What is asked :: Take the line that contains "Give me the" and every line after it in the material below, and quote them exactly.

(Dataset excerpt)
--- begin ---

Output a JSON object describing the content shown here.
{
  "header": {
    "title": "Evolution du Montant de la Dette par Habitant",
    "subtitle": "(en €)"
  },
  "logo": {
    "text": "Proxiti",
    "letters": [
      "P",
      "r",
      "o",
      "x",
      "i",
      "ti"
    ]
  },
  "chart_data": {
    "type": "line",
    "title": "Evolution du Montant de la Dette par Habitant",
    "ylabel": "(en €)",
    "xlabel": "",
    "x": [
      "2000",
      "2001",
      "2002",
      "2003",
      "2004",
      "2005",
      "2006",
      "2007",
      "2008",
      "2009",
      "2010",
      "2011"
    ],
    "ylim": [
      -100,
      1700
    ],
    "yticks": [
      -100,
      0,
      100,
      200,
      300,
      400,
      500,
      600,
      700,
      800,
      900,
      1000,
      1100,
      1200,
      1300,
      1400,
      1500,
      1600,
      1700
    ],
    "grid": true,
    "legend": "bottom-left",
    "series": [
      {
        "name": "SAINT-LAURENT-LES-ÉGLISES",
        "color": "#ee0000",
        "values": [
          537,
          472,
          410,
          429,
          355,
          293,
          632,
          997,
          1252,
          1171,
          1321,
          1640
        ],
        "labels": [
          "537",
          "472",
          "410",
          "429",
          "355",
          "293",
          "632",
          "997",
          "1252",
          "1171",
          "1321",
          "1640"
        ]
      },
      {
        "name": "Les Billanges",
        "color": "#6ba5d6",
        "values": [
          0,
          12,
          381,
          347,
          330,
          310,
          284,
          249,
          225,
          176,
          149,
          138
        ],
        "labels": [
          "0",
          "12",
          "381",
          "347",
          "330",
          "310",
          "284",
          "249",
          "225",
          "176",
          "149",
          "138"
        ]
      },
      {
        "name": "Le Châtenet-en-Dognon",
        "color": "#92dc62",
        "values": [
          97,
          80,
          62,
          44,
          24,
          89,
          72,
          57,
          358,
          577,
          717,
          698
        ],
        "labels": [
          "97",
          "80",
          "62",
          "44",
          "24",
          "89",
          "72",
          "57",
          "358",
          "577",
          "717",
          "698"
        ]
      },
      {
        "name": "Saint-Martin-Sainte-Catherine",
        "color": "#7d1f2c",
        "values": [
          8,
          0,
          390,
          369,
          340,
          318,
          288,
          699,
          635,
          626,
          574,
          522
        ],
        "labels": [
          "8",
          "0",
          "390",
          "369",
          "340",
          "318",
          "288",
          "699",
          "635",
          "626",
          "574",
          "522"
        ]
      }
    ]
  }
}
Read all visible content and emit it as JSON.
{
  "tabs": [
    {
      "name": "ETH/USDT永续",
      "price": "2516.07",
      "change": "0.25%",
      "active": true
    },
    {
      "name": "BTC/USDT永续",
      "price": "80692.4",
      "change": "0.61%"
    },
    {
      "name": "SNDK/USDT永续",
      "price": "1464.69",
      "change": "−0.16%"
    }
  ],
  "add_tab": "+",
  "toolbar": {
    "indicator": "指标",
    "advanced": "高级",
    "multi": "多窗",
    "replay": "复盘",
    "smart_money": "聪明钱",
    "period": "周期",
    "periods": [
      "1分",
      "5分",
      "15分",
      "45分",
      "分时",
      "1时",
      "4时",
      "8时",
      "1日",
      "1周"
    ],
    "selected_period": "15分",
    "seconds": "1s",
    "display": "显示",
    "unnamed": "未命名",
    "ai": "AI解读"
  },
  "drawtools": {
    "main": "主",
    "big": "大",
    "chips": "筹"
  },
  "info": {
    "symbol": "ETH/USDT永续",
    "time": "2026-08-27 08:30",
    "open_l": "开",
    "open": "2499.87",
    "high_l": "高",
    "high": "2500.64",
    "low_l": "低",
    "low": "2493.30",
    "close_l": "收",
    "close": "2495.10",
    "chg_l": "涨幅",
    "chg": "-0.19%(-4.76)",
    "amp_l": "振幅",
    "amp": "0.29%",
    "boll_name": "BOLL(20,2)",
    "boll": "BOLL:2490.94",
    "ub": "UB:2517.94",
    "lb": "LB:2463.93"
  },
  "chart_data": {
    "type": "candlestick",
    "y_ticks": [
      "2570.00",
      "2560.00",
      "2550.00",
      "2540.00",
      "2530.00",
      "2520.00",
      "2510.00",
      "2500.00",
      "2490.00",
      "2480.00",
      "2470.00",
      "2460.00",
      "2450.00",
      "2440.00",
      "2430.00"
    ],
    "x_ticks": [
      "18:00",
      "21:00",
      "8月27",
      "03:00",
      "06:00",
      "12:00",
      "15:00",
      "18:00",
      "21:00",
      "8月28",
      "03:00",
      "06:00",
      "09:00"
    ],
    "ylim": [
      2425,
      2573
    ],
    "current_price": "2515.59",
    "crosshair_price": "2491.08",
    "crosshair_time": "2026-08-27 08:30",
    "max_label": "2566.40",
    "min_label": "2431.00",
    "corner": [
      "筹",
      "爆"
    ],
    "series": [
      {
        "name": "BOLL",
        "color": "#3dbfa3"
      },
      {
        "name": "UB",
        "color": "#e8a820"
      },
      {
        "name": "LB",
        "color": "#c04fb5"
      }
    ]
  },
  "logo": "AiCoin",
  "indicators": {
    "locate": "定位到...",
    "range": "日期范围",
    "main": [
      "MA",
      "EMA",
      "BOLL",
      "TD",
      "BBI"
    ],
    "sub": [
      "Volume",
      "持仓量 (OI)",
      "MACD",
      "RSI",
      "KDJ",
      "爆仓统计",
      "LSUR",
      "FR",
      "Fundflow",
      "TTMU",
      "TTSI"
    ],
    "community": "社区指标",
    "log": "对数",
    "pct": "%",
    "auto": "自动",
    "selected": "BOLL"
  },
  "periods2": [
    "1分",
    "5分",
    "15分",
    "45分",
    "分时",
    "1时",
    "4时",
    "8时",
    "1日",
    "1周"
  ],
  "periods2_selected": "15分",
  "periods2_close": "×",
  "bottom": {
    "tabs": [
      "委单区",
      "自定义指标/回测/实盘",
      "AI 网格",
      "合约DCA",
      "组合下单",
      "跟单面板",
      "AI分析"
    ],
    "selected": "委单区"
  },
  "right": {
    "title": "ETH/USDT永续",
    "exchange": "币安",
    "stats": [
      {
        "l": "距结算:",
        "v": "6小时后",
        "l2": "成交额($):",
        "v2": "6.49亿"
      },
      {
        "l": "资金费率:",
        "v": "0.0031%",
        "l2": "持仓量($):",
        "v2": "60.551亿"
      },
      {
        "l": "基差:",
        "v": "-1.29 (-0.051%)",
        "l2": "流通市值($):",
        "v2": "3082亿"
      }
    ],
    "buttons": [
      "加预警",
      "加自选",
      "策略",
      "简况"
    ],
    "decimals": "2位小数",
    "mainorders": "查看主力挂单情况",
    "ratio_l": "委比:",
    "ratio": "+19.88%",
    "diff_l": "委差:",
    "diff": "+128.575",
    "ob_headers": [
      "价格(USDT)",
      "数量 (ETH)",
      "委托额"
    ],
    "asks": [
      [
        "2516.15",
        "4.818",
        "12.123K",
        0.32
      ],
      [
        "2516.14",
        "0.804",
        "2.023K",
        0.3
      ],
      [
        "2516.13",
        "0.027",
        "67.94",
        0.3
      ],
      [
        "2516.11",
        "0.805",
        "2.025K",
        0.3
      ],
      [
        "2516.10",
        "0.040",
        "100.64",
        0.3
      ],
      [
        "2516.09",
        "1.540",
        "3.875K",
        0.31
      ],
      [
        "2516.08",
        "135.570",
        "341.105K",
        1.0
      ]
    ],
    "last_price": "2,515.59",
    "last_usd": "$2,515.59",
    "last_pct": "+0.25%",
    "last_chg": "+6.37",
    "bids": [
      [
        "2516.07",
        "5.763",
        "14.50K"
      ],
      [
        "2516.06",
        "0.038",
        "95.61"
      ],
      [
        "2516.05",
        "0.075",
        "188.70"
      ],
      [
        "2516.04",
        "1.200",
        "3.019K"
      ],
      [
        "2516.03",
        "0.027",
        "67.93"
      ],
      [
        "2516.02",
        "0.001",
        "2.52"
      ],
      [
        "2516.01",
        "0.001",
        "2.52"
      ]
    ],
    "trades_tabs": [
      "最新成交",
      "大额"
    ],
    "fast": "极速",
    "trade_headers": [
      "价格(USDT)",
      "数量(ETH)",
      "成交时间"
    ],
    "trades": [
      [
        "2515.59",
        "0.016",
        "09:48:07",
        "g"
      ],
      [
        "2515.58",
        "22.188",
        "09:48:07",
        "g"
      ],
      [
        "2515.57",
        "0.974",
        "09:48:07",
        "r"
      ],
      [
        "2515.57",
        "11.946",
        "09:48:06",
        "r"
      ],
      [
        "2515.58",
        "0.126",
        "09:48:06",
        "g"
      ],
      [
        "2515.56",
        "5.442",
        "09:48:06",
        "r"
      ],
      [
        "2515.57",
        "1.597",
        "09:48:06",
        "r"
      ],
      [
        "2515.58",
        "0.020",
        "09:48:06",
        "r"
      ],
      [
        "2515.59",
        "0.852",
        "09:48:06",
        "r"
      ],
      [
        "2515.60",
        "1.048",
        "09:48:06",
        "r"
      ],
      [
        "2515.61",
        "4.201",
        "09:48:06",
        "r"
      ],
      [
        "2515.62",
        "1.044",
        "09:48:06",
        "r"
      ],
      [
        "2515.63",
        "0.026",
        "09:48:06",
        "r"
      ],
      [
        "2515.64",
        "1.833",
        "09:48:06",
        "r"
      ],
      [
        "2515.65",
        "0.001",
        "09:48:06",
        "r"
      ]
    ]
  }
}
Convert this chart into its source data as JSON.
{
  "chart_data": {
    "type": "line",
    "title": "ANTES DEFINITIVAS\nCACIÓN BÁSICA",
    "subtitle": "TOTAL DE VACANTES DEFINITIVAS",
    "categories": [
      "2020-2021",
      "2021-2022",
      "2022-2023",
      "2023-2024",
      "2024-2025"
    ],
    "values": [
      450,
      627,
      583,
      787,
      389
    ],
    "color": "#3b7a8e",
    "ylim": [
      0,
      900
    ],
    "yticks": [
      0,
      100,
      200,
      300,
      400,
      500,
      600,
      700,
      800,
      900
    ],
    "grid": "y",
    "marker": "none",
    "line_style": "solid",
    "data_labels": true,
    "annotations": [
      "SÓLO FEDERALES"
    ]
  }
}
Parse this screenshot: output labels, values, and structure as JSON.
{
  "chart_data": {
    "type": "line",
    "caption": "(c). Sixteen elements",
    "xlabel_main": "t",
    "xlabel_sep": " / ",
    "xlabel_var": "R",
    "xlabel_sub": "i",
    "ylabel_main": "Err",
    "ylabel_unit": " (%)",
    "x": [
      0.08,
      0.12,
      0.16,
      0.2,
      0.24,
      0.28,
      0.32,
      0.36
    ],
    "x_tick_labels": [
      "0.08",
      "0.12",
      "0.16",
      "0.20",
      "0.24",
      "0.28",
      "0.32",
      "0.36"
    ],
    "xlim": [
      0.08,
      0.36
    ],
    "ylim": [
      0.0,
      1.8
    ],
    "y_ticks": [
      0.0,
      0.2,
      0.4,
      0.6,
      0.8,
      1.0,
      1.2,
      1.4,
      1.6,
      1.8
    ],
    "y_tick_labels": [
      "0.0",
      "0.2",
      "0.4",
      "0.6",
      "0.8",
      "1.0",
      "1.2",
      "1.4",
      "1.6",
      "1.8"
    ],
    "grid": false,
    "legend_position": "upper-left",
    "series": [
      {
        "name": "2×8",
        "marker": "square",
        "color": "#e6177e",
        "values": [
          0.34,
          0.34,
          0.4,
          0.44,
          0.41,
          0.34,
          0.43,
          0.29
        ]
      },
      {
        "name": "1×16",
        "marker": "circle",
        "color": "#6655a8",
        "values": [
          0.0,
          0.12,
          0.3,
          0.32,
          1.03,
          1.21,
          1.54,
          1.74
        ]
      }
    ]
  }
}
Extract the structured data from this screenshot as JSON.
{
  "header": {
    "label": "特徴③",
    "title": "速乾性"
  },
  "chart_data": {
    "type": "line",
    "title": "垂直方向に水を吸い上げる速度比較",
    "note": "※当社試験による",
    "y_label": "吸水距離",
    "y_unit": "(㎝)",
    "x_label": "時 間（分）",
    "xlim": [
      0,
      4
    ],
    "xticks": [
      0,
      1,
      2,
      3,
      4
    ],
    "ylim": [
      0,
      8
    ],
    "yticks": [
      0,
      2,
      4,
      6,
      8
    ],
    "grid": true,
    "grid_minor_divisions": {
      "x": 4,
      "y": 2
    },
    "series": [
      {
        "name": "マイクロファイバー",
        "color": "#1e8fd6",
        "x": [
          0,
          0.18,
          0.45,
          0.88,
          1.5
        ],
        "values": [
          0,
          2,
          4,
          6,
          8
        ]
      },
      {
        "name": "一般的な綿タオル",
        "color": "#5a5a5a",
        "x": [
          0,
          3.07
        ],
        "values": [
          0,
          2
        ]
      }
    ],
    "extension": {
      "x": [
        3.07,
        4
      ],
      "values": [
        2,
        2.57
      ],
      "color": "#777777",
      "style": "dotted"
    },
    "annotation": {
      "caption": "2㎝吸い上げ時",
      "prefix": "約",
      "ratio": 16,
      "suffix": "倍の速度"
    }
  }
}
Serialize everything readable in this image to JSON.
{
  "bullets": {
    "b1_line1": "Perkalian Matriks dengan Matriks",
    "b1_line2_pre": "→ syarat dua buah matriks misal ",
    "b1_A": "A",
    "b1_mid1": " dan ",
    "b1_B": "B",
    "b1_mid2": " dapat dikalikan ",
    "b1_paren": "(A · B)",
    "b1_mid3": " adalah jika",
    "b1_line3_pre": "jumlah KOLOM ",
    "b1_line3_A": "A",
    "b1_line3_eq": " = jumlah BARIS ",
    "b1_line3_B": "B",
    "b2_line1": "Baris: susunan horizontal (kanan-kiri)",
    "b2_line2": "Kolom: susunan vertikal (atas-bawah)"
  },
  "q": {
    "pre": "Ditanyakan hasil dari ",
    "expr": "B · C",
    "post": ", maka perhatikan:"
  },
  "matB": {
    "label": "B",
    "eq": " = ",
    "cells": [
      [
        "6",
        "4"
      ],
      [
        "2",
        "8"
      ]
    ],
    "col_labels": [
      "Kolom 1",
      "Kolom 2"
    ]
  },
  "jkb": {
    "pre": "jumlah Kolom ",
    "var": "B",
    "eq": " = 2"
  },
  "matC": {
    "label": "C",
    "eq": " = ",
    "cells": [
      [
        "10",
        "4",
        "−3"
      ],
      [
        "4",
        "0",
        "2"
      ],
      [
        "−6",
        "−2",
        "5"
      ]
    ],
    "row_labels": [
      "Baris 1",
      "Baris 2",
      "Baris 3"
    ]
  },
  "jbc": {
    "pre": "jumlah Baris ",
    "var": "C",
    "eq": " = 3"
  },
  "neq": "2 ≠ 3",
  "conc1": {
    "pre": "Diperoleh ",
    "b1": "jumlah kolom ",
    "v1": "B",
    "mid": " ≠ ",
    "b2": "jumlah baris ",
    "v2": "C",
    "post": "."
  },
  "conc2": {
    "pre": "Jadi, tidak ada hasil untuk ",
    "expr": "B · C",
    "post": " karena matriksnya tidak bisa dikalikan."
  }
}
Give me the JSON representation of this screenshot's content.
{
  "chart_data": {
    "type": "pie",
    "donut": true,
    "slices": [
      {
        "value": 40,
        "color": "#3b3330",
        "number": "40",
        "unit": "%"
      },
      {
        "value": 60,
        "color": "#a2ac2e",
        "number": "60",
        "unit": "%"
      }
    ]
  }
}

--- end ---

Response ::
Give me the JSON representation of this screenshot's content.
{
  "chart_data": {
    "type": "pie",
    "donut": true,
    "slices": [
      {
        "value": 40,
        "color": "#3b3330",
        "number": "40",
        "unit": "%"
      },
      {
        "value": 60,
        "color": "#a2ac2e",
        "number": "60",
        "unit": "%"
      }
    ]
  }
}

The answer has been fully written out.